» What is expected: Only the number is wanted: how many lines contain the string "this"?

Figure record listings:
>>>
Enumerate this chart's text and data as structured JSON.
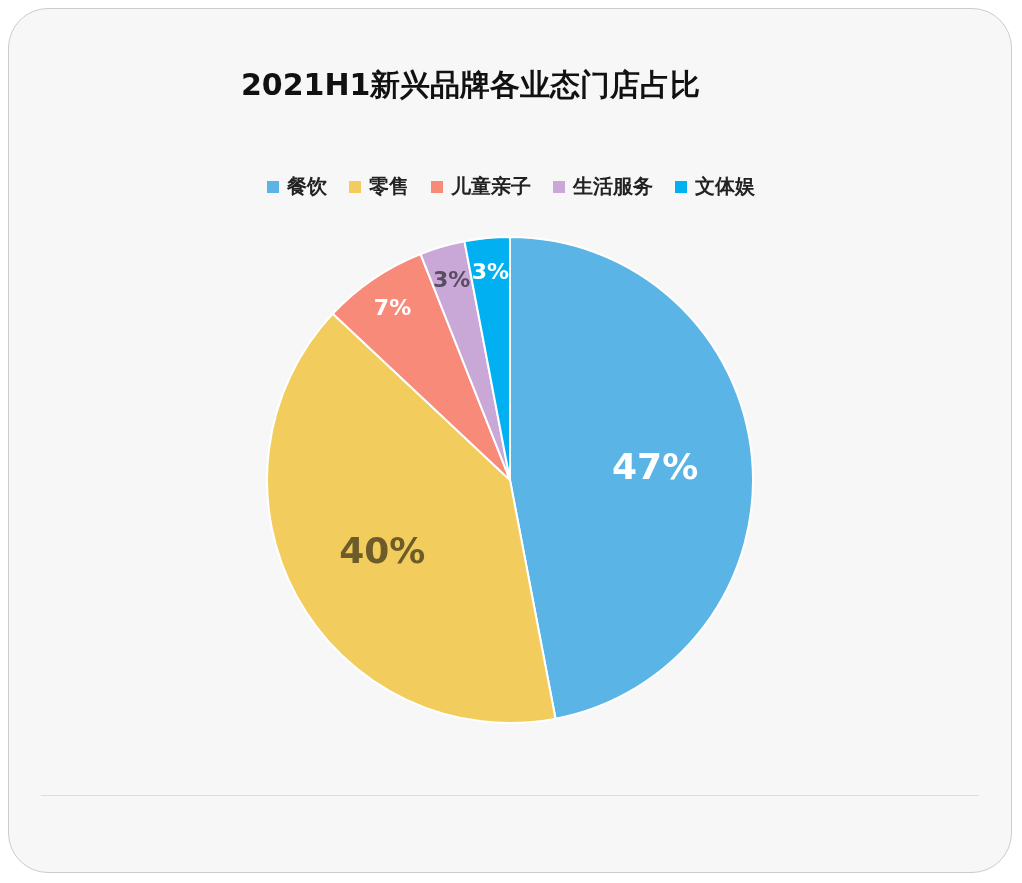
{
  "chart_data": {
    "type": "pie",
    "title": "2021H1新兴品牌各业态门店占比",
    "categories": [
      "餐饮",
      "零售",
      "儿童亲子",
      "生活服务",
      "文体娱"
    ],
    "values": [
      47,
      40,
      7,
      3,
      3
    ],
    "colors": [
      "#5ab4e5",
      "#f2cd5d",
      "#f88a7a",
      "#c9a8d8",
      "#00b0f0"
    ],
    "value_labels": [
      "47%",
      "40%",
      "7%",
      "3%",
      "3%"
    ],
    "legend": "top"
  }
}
<<<
>>>
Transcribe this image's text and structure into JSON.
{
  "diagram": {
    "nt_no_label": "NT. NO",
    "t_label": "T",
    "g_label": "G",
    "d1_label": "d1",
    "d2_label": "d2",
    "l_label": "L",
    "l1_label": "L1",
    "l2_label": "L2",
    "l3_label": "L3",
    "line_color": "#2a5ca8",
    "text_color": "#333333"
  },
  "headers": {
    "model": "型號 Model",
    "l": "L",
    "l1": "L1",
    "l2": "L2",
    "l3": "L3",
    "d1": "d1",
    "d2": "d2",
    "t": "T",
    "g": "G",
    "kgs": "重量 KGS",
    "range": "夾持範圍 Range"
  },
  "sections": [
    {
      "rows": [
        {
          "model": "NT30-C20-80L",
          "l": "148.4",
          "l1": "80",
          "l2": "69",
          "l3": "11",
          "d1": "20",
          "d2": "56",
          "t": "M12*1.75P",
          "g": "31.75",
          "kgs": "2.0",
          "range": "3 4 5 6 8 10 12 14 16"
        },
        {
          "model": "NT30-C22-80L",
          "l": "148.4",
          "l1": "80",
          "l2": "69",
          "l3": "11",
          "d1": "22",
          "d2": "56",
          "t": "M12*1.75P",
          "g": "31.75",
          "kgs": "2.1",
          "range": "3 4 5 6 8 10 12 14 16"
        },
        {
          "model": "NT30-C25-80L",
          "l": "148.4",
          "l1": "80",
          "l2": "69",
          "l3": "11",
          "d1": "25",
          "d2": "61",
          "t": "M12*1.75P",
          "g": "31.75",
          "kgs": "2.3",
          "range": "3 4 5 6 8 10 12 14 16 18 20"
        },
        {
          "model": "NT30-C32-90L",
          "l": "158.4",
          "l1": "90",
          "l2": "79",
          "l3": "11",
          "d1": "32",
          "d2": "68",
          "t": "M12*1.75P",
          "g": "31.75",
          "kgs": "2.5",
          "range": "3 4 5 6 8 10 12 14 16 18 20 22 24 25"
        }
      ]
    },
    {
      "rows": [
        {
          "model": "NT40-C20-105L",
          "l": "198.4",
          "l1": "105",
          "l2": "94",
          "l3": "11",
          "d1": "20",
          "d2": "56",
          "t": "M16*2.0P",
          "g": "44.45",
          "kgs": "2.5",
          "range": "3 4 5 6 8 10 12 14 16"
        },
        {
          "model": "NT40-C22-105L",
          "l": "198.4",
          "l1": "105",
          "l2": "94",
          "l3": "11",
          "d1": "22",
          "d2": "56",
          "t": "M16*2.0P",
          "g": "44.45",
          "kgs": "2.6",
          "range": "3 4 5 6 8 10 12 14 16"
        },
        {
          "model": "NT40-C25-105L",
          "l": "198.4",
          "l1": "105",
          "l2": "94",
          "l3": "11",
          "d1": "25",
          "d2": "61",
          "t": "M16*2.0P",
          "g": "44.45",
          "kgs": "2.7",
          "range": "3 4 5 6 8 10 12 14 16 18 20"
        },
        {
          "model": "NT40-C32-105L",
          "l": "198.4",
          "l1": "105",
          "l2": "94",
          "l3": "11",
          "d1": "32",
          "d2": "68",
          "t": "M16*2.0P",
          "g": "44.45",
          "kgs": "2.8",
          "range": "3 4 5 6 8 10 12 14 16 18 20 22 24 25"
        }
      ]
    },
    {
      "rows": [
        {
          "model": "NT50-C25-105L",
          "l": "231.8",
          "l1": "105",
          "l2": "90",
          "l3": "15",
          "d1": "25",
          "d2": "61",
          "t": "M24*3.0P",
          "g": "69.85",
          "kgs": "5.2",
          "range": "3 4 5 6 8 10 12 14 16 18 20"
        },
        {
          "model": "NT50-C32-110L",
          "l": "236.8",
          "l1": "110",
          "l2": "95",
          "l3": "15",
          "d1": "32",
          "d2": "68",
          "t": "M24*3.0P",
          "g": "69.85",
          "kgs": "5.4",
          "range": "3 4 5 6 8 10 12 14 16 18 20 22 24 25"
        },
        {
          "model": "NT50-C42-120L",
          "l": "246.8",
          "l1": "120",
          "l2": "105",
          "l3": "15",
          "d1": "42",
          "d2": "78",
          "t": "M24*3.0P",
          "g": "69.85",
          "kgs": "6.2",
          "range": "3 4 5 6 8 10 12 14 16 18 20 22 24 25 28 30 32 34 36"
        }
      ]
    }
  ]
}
<<<
» Task solution: 2